- [RECORDS PROVIDED]
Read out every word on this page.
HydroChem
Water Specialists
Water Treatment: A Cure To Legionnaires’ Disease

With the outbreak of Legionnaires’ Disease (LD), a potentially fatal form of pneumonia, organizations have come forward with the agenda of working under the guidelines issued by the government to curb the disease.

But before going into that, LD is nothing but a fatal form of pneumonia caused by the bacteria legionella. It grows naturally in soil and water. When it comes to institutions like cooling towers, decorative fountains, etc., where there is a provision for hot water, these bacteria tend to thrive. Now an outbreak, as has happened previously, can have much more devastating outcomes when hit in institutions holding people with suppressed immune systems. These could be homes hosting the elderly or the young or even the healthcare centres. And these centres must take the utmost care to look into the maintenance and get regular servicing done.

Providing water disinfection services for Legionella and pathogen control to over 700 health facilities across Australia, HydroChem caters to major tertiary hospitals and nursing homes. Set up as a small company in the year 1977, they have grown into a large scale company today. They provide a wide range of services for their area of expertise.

- [WORK REQUIRED] The whole listing above is to be copied exactly.

- [TASK ANSWER]
Read out every word on this page.
HydroChem
Water Specialists
Water Treatment: A Cure To Legionnaires’ Disease

With the outbreak of Legionnaires’ Disease (LD), a potentially fatal form of pneumonia, organizations have come forward with the agenda of working under the guidelines issued by the government to curb the disease.

But before going into that, LD is nothing but a fatal form of pneumonia caused by the bacteria legionella. It grows naturally in soil and water. When it comes to institutions like cooling towers, decorative fountains, etc., where there is a provision for hot water, these bacteria tend to thrive. Now an outbreak, as has happened previously, can have much more devastating outcomes when hit in institutions holding people with suppressed immune systems. These could be homes hosting the elderly or the young or even the healthcare centres. And these centres must take the utmost care to look into the maintenance and get regular servicing done.

Providing water disinfection services for Legionella and pathogen control to over 700 health facilities across Australia, HydroChem caters to major tertiary hospitals and nursing homes. Set up as a small company in the year 1977, they have grown into a large scale company today. They provide a wide range of services for their area of expertise.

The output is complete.